BEGIN Items
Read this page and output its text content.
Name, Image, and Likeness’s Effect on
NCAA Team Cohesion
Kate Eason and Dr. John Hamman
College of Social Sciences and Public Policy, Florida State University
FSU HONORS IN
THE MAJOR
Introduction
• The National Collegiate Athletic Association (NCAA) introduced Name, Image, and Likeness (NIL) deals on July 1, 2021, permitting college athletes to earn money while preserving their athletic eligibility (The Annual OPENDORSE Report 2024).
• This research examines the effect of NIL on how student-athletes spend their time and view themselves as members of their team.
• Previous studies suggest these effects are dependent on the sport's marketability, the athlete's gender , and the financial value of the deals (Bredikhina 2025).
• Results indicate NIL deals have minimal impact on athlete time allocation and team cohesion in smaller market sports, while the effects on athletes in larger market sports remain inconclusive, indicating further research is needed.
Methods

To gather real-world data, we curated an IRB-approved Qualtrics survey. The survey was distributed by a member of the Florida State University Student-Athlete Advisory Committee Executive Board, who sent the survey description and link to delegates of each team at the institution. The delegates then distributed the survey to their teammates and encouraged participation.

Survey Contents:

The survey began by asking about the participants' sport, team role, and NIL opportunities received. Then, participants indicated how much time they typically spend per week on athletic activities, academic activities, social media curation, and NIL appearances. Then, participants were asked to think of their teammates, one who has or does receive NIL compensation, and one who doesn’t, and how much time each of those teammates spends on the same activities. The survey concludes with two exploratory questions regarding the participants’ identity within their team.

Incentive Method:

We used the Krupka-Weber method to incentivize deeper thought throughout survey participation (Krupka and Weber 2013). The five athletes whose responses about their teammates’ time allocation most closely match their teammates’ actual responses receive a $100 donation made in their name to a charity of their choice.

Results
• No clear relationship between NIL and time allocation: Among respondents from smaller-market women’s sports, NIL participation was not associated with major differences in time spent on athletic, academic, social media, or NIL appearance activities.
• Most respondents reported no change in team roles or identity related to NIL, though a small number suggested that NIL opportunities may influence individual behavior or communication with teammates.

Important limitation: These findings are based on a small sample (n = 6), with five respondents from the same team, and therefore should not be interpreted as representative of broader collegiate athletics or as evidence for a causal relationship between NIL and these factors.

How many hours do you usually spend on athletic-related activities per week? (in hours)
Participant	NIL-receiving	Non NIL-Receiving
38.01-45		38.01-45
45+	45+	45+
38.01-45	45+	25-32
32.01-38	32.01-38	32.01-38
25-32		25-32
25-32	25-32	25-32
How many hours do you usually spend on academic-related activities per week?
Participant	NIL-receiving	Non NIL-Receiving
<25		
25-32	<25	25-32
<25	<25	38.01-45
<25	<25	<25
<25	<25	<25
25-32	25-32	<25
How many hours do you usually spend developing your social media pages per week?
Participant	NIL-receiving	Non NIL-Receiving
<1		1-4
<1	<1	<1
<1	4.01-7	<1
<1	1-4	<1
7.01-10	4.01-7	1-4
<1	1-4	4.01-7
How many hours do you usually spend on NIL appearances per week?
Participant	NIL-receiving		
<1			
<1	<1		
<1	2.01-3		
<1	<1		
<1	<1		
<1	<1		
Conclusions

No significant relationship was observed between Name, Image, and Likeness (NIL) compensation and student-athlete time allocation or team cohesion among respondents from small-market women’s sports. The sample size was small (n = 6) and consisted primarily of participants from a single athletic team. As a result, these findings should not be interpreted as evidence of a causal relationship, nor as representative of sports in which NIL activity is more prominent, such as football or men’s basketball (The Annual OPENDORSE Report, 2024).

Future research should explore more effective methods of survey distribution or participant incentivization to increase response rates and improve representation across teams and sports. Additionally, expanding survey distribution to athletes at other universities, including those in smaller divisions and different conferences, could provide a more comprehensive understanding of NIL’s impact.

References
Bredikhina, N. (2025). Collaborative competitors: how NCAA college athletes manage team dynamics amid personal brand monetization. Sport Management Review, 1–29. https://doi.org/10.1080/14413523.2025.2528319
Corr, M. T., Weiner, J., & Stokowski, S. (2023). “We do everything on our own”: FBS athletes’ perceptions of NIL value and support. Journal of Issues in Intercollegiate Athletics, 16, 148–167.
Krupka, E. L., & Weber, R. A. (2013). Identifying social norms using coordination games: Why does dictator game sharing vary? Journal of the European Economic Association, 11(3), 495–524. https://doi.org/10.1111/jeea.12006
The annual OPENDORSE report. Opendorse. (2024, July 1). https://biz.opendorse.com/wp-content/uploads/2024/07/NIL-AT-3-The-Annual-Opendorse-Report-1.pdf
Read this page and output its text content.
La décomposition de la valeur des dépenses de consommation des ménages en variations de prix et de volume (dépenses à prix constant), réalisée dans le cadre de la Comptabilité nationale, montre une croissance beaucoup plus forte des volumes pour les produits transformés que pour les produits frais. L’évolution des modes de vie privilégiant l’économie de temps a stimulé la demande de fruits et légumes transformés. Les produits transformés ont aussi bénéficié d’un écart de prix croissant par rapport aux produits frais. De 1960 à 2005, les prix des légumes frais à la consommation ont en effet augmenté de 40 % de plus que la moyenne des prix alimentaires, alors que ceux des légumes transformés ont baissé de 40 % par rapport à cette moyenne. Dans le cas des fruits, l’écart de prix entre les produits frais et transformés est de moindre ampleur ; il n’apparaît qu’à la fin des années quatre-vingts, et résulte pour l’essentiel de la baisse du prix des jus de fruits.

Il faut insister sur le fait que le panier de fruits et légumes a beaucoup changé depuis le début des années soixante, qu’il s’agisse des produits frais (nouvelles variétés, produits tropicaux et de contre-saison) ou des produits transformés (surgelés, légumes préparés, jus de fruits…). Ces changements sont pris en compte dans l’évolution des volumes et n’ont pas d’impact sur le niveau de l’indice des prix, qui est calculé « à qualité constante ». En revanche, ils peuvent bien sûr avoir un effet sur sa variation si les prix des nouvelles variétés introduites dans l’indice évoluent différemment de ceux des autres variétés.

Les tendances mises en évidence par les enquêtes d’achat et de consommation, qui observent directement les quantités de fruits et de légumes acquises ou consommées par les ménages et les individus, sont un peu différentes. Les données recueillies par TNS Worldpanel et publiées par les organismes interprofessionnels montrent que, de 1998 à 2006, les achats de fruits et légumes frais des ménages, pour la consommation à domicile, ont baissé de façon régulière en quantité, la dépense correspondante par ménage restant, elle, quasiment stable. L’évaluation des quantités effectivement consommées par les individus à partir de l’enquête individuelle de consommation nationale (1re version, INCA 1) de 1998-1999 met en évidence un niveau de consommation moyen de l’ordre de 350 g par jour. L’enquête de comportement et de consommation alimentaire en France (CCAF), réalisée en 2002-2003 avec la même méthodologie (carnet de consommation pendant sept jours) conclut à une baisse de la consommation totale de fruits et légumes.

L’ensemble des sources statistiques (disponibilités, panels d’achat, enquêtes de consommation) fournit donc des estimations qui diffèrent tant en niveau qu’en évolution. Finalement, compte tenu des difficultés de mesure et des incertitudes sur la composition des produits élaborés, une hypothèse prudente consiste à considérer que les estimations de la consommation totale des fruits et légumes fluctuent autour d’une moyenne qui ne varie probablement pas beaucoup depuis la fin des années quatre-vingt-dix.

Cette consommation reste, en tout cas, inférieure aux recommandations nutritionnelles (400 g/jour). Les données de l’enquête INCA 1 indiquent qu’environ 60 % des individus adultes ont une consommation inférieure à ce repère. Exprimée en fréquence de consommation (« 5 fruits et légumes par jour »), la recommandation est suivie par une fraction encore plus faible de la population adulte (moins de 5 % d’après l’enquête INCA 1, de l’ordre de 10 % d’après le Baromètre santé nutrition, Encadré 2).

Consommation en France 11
END Items
Work required —
Output an exact copy of each record.

Finished exercise —
Read this page and output its text content.
Name, Image, and Likeness’s Effect on
NCAA Team Cohesion
Kate Eason and Dr. John Hamman
College of Social Sciences and Public Policy, Florida State University
FSU HONORS IN
THE MAJOR
Introduction
• The National Collegiate Athletic Association (NCAA) introduced Name, Image, and Likeness (NIL) deals on July 1, 2021, permitting college athletes to earn money while preserving their athletic eligibility (The Annual OPENDORSE Report 2024).
• This research examines the effect of NIL on how student-athletes spend their time and view themselves as members of their team.
• Previous studies suggest these effects are dependent on the sport's marketability, the athlete's gender , and the financial value of the deals (Bredikhina 2025).
• Results indicate NIL deals have minimal impact on athlete time allocation and team cohesion in smaller market sports, while the effects on athletes in larger market sports remain inconclusive, indicating further research is needed.
Methods

To gather real-world data, we curated an IRB-approved Qualtrics survey. The survey was distributed by a member of the Florida State University Student-Athlete Advisory Committee Executive Board, who sent the survey description and link to delegates of each team at the institution. The delegates then distributed the survey to their teammates and encouraged participation.

Survey Contents:

The survey began by asking about the participants' sport, team role, and NIL opportunities received. Then, participants indicated how much time they typically spend per week on athletic activities, academic activities, social media curation, and NIL appearances. Then, participants were asked to think of their teammates, one who has or does receive NIL compensation, and one who doesn’t, and how much time each of those teammates spends on the same activities. The survey concludes with two exploratory questions regarding the participants’ identity within their team.

Incentive Method:

We used the Krupka-Weber method to incentivize deeper thought throughout survey participation (Krupka and Weber 2013). The five athletes whose responses about their teammates’ time allocation most closely match their teammates’ actual responses receive a $100 donation made in their name to a charity of their choice.

Results
• No clear relationship between NIL and time allocation: Among respondents from smaller-market women’s sports, NIL participation was not associated with major differences in time spent on athletic, academic, social media, or NIL appearance activities.
• Most respondents reported no change in team roles or identity related to NIL, though a small number suggested that NIL opportunities may influence individual behavior or communication with teammates.

Important limitation: These findings are based on a small sample (n = 6), with five respondents from the same team, and therefore should not be interpreted as representative of broader collegiate athletics or as evidence for a causal relationship between NIL and these factors.

How many hours do you usually spend on athletic-related activities per week? (in hours)
Participant	NIL-receiving	Non NIL-Receiving
38.01-45		38.01-45
45+	45+	45+
38.01-45	45+	25-32
32.01-38	32.01-38	32.01-38
25-32		25-32
25-32	25-32	25-32
How many hours do you usually spend on academic-related activities per week?
Participant	NIL-receiving	Non NIL-Receiving
<25		
25-32	<25	25-32
<25	<25	38.01-45
<25	<25	<25
<25	<25	<25
25-32	25-32	<25
How many hours do you usually spend developing your social media pages per week?
Participant	NIL-receiving	Non NIL-Receiving
<1		1-4
<1	<1	<1
<1	4.01-7	<1
<1	1-4	<1
7.01-10	4.01-7	1-4
<1	1-4	4.01-7
How many hours do you usually spend on NIL appearances per week?
Participant	NIL-receiving		
<1			
<1	<1		
<1	2.01-3		
<1	<1		
<1	<1		
<1	<1		
Conclusions

No significant relationship was observed between Name, Image, and Likeness (NIL) compensation and student-athlete time allocation or team cohesion among respondents from small-market women’s sports. The sample size was small (n = 6) and consisted primarily of participants from a single athletic team. As a result, these findings should not be interpreted as evidence of a causal relationship, nor as representative of sports in which NIL activity is more prominent, such as football or men’s basketball (The Annual OPENDORSE Report, 2024).

Future research should explore more effective methods of survey distribution or participant incentivization to increase response rates and improve representation across teams and sports. Additionally, expanding survey distribution to athletes at other universities, including those in smaller divisions and different conferences, could provide a more comprehensive understanding of NIL’s impact.

References
Bredikhina, N. (2025). Collaborative competitors: how NCAA college athletes manage team dynamics amid personal brand monetization. Sport Management Review, 1–29. https://doi.org/10.1080/14413523.2025.2528319
Corr, M. T., Weiner, J., & Stokowski, S. (2023). “We do everything on our own”: FBS athletes’ perceptions of NIL value and support. Journal of Issues in Intercollegiate Athletics, 16, 148–167.
Krupka, E. L., & Weber, R. A. (2013). Identifying social norms using coordination games: Why does dictator game sharing vary? Journal of the European Economic Association, 11(3), 495–524. https://doi.org/10.1111/jeea.12006
The annual OPENDORSE report. Opendorse. (2024, July 1). https://biz.opendorse.com/wp-content/uploads/2024/07/NIL-AT-3-The-Annual-Opendorse-Report-1.pdf
Read this page and output its text content.
La décomposition de la valeur des dépenses de consommation des ménages en variations de prix et de volume (dépenses à prix constant), réalisée dans le cadre de la Comptabilité nationale, montre une croissance beaucoup plus forte des volumes pour les produits transformés que pour les produits frais. L’évolution des modes de vie privilégiant l’économie de temps a stimulé la demande de fruits et légumes transformés. Les produits transformés ont aussi bénéficié d’un écart de prix croissant par rapport aux produits frais. De 1960 à 2005, les prix des légumes frais à la consommation ont en effet augmenté de 40 % de plus que la moyenne des prix alimentaires, alors que ceux des légumes transformés ont baissé de 40 % par rapport à cette moyenne. Dans le cas des fruits, l’écart de prix entre les produits frais et transformés est de moindre ampleur ; il n’apparaît qu’à la fin des années quatre-vingts, et résulte pour l’essentiel de la baisse du prix des jus de fruits.

Il faut insister sur le fait que le panier de fruits et légumes a beaucoup changé depuis le début des années soixante, qu’il s’agisse des produits frais (nouvelles variétés, produits tropicaux et de contre-saison) ou des produits transformés (surgelés, légumes préparés, jus de fruits…). Ces changements sont pris en compte dans l’évolution des volumes et n’ont pas d’impact sur le niveau de l’indice des prix, qui est calculé « à qualité constante ». En revanche, ils peuvent bien sûr avoir un effet sur sa variation si les prix des nouvelles variétés introduites dans l’indice évoluent différemment de ceux des autres variétés.

Les tendances mises en évidence par les enquêtes d’achat et de consommation, qui observent directement les quantités de fruits et de légumes acquises ou consommées par les ménages et les individus, sont un peu différentes. Les données recueillies par TNS Worldpanel et publiées par les organismes interprofessionnels montrent que, de 1998 à 2006, les achats de fruits et légumes frais des ménages, pour la consommation à domicile, ont baissé de façon régulière en quantité, la dépense correspondante par ménage restant, elle, quasiment stable. L’évaluation des quantités effectivement consommées par les individus à partir de l’enquête individuelle de consommation nationale (1re version, INCA 1) de 1998-1999 met en évidence un niveau de consommation moyen de l’ordre de 350 g par jour. L’enquête de comportement et de consommation alimentaire en France (CCAF), réalisée en 2002-2003 avec la même méthodologie (carnet de consommation pendant sept jours) conclut à une baisse de la consommation totale de fruits et légumes.

L’ensemble des sources statistiques (disponibilités, panels d’achat, enquêtes de consommation) fournit donc des estimations qui diffèrent tant en niveau qu’en évolution. Finalement, compte tenu des difficultés de mesure et des incertitudes sur la composition des produits élaborés, une hypothèse prudente consiste à considérer que les estimations de la consommation totale des fruits et légumes fluctuent autour d’une moyenne qui ne varie probablement pas beaucoup depuis la fin des années quatre-vingt-dix.

Cette consommation reste, en tout cas, inférieure aux recommandations nutritionnelles (400 g/jour). Les données de l’enquête INCA 1 indiquent qu’environ 60 % des individus adultes ont une consommation inférieure à ce repère. Exprimée en fréquence de consommation (« 5 fruits et légumes par jour »), la recommandation est suivie par une fraction encore plus faible de la population adulte (moins de 5 % d’après l’enquête INCA 1, de l’ordre de 10 % d’après le Baromètre santé nutrition, Encadré 2).

Consommation en France 11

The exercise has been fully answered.